> Exercise
Filter the listing and keep only the lines with the word "Ντουάλα".
____ Records provided
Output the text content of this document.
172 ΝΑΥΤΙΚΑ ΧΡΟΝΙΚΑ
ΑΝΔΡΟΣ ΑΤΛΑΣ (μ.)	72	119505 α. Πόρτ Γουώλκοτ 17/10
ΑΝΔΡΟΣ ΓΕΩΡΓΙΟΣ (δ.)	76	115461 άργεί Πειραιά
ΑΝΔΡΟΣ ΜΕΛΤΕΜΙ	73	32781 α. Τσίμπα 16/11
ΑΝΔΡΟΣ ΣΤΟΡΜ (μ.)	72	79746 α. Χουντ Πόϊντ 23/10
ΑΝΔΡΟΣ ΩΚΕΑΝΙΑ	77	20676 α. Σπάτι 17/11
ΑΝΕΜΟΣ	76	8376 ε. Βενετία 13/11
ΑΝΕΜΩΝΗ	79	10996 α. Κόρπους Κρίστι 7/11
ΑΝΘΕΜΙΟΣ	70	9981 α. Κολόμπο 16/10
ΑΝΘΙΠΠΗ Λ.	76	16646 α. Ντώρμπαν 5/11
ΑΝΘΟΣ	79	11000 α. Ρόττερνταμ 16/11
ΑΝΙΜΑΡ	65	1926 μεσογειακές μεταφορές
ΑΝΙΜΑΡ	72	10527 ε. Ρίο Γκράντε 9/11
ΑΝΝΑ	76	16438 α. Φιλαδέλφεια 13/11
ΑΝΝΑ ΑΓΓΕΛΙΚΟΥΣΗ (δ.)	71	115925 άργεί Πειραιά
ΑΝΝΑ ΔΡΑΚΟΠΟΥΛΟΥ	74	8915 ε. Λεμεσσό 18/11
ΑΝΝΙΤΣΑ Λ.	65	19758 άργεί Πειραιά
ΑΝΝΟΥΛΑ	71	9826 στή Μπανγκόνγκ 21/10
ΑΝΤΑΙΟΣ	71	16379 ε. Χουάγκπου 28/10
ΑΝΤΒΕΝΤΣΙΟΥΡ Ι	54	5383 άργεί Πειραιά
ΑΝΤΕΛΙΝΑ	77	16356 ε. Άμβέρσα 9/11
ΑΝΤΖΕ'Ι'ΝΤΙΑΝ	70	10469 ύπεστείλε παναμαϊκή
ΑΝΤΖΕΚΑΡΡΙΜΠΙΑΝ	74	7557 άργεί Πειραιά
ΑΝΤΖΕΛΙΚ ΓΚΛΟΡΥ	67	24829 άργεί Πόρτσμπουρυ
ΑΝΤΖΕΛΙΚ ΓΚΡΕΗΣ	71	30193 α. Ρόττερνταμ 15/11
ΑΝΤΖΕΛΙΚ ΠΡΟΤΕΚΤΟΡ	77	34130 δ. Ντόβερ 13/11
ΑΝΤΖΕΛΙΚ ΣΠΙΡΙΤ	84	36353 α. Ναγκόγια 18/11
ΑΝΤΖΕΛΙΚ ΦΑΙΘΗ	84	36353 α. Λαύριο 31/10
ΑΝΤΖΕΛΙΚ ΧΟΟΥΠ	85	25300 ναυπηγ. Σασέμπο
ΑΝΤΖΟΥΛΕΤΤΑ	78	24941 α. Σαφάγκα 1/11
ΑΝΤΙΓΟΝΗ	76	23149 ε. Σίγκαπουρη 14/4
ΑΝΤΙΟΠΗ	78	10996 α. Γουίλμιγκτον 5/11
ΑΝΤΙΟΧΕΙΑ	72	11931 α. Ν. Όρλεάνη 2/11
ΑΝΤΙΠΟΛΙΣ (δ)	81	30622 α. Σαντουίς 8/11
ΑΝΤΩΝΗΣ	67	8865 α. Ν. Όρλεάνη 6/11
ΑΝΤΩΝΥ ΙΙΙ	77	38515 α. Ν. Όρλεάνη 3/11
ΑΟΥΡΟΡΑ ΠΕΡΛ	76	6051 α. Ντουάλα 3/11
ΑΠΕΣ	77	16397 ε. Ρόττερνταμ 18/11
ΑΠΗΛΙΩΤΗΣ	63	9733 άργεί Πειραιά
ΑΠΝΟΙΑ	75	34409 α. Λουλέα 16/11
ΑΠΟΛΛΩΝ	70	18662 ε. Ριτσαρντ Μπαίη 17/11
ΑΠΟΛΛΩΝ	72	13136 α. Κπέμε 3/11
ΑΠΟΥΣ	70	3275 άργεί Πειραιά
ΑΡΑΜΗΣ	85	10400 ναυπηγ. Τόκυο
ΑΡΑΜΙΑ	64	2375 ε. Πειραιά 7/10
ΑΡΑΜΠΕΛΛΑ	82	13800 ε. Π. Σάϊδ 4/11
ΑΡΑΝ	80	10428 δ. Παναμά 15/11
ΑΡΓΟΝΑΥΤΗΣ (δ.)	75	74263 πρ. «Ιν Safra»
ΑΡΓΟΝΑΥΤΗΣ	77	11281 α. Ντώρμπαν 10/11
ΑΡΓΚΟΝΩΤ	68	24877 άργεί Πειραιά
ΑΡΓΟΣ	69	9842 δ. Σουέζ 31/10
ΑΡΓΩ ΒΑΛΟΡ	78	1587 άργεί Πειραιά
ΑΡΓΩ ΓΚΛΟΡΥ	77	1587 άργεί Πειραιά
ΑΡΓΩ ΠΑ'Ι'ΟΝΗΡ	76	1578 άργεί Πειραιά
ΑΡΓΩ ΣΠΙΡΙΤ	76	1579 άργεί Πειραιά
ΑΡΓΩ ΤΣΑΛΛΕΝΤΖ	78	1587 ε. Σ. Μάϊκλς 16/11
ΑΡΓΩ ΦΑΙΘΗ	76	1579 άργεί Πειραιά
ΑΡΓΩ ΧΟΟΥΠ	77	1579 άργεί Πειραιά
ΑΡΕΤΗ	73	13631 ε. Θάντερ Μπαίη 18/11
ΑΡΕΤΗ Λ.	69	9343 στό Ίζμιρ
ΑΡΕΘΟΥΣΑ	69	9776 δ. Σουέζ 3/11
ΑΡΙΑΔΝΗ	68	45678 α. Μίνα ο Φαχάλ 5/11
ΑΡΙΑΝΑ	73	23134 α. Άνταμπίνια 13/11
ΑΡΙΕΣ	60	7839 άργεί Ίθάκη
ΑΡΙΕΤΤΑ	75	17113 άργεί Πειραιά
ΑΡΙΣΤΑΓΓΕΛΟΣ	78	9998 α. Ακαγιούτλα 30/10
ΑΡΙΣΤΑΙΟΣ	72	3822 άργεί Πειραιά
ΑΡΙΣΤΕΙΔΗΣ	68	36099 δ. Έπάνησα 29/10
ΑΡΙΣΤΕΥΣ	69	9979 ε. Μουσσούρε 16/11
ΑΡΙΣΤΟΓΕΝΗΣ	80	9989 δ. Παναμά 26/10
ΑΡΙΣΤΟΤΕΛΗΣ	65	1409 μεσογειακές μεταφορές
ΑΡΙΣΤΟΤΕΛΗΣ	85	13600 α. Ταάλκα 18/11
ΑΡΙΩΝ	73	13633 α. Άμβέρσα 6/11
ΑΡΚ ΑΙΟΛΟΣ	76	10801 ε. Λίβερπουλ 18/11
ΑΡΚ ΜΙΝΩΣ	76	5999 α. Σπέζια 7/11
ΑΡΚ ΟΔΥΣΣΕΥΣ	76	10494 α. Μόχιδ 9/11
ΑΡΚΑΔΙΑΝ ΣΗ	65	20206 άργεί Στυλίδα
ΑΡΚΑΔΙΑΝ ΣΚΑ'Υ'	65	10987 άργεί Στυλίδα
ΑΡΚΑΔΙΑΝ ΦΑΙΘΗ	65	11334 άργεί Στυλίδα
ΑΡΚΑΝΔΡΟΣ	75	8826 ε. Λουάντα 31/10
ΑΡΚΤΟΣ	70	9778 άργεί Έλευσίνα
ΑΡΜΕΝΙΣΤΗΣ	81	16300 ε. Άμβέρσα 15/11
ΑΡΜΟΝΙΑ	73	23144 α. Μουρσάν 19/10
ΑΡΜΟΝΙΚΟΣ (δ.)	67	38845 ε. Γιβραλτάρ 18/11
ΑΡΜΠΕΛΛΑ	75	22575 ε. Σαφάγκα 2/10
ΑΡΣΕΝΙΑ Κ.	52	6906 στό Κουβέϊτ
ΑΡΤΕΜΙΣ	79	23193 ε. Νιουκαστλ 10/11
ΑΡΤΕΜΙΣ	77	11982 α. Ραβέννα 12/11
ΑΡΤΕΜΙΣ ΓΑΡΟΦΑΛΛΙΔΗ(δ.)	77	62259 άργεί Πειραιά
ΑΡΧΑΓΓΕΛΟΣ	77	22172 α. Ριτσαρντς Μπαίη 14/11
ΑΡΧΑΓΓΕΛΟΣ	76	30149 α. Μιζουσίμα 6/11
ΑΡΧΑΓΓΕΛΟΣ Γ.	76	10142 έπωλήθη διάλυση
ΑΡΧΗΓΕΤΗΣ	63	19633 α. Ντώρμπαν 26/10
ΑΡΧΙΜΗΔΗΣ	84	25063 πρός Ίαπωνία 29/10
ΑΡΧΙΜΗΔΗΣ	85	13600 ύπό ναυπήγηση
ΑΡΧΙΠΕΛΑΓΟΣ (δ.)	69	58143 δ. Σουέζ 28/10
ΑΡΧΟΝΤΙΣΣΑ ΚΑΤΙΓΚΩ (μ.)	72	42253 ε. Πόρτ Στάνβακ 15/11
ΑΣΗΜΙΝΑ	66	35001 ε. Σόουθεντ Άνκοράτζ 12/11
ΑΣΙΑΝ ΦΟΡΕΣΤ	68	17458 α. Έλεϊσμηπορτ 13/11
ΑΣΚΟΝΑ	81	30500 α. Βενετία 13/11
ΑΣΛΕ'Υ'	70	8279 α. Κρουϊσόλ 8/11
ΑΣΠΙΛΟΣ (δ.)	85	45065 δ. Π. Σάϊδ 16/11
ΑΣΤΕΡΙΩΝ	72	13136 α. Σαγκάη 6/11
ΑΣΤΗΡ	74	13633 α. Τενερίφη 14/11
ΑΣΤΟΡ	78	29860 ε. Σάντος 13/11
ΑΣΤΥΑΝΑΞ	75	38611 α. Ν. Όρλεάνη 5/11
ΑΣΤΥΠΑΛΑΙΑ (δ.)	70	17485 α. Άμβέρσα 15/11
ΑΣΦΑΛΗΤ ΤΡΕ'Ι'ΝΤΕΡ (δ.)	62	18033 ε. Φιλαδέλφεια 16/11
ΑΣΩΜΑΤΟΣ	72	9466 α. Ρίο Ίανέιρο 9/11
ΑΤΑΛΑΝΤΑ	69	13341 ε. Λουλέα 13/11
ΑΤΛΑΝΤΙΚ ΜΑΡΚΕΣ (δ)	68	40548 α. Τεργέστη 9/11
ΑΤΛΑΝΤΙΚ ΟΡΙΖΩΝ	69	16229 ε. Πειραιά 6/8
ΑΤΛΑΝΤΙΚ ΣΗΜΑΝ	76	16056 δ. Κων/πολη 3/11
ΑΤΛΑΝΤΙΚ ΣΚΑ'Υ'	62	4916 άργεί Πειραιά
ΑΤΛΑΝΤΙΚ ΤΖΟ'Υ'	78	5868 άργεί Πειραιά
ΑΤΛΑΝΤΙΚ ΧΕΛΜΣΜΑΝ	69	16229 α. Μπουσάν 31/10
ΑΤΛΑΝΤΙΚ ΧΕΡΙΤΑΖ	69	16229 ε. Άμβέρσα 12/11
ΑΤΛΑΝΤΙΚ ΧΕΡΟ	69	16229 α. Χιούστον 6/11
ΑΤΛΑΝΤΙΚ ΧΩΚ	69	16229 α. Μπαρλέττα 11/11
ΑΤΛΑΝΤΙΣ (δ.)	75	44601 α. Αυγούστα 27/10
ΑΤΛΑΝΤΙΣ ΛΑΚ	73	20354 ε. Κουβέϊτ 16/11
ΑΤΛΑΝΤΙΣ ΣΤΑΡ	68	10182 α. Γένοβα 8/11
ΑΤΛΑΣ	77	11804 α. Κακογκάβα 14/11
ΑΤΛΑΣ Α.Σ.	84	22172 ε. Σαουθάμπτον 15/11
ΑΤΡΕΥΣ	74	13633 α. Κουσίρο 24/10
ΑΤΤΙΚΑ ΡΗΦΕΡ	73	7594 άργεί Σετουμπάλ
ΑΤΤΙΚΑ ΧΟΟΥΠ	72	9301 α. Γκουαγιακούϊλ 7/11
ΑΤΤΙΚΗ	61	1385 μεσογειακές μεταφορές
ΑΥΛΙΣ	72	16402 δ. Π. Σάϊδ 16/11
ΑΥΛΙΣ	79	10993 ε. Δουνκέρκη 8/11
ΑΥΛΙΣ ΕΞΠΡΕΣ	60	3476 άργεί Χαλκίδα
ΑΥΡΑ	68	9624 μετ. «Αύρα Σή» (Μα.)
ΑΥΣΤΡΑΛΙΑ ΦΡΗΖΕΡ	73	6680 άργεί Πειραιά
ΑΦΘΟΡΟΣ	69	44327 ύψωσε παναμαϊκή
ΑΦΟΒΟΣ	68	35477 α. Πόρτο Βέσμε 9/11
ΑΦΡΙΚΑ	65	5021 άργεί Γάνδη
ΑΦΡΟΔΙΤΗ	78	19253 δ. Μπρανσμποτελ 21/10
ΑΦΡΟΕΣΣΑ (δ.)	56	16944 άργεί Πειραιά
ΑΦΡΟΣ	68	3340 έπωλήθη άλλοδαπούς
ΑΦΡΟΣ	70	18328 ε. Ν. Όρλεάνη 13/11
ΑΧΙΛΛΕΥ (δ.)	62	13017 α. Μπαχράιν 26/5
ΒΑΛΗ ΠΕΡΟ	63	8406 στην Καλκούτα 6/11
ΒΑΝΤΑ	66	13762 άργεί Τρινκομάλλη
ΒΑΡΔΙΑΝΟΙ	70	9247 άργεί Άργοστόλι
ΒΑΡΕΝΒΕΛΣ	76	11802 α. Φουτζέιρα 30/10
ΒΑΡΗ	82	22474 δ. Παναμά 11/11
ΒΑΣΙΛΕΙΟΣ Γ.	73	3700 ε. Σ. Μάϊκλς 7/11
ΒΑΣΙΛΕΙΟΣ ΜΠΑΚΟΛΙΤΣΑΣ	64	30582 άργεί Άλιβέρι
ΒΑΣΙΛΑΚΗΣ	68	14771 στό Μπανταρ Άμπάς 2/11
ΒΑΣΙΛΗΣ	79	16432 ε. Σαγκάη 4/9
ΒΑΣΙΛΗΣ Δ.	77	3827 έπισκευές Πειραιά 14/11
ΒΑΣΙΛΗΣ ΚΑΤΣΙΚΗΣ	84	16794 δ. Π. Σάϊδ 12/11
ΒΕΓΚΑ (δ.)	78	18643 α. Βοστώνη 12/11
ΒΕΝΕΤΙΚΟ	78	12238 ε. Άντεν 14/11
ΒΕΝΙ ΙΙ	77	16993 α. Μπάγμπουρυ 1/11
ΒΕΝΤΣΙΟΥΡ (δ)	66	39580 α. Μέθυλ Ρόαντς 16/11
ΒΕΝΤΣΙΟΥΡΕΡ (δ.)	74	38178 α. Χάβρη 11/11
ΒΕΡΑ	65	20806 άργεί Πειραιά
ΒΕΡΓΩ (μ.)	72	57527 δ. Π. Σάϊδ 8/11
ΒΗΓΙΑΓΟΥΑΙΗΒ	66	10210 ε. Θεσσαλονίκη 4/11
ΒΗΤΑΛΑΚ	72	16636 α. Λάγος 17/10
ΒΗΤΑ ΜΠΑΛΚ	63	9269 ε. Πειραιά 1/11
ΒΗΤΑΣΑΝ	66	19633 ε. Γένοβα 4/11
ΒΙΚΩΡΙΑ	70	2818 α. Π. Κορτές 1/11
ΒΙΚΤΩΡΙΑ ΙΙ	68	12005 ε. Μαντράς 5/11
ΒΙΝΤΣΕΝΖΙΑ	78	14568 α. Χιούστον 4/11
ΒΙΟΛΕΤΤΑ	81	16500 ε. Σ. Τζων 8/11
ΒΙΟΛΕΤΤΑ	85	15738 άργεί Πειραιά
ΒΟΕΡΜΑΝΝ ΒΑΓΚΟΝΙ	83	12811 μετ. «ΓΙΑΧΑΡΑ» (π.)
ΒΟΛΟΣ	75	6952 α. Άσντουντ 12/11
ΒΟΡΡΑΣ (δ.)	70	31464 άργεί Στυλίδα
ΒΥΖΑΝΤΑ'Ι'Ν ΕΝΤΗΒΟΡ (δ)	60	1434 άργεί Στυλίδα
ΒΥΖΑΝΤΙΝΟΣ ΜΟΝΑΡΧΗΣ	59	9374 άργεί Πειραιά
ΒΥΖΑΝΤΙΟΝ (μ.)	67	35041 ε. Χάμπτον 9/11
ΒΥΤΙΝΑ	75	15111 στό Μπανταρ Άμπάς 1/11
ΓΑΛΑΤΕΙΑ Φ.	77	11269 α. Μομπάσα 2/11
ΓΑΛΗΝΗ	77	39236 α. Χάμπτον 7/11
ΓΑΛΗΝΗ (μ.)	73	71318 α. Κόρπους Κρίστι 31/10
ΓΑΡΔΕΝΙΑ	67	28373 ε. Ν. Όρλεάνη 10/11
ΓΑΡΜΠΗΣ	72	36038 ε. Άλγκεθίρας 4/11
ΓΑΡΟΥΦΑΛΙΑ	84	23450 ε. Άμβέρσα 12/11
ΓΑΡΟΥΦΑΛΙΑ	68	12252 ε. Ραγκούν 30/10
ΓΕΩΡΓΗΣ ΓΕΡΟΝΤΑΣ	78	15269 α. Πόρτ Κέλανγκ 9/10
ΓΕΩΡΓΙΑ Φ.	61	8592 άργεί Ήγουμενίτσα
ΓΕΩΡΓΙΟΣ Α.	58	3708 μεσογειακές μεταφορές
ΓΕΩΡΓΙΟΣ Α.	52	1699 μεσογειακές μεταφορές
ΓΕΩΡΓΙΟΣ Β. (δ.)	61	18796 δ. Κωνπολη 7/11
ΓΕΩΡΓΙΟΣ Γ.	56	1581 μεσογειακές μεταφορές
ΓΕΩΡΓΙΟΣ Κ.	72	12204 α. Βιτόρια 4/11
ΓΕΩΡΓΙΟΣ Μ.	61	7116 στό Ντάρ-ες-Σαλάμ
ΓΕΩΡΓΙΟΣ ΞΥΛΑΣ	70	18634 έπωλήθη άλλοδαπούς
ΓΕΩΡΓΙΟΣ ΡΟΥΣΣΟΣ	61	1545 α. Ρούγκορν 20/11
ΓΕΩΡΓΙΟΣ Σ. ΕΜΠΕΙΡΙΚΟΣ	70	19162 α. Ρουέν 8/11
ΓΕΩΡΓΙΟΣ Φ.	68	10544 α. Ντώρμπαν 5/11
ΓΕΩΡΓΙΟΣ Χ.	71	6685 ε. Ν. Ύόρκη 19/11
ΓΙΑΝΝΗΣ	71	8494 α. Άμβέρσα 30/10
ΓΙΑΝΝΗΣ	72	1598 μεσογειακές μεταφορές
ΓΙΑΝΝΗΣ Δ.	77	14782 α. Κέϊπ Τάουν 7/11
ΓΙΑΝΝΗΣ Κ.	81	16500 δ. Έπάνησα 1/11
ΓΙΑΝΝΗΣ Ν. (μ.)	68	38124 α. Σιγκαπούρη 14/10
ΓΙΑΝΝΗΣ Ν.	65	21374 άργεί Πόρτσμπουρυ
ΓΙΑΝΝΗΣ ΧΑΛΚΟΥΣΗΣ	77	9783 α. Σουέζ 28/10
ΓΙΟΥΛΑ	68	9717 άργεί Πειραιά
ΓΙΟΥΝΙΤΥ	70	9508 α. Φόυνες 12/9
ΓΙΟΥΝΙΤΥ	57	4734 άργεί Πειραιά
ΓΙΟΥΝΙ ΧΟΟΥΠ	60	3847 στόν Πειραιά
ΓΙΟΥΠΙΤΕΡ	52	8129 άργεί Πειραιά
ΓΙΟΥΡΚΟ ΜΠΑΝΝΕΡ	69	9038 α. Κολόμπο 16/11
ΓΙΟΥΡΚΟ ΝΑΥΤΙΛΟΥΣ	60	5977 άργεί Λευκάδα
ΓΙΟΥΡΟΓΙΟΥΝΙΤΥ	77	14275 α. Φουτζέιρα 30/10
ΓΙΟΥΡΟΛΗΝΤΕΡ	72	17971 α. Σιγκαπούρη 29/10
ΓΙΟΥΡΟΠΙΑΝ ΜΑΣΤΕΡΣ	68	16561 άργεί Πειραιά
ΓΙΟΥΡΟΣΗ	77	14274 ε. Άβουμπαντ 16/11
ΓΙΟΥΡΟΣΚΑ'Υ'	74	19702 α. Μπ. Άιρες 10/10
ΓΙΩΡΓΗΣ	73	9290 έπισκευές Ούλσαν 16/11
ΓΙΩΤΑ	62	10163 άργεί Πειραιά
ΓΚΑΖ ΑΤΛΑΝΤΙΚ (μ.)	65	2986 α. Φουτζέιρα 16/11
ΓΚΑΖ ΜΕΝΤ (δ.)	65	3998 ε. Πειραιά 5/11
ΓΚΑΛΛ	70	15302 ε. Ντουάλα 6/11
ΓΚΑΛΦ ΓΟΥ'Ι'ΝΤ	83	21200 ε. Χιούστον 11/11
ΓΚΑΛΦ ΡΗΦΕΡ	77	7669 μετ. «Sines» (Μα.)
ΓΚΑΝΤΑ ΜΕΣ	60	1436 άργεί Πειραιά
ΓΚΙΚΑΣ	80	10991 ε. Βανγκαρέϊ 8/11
________
> Full answer
ΑΟΥΡΟΡΑ ΠΕΡΛ	76	6051 α. Ντουάλα 3/11
ΓΚΑΛΛ	70	15302 ε. Ντουάλα 6/11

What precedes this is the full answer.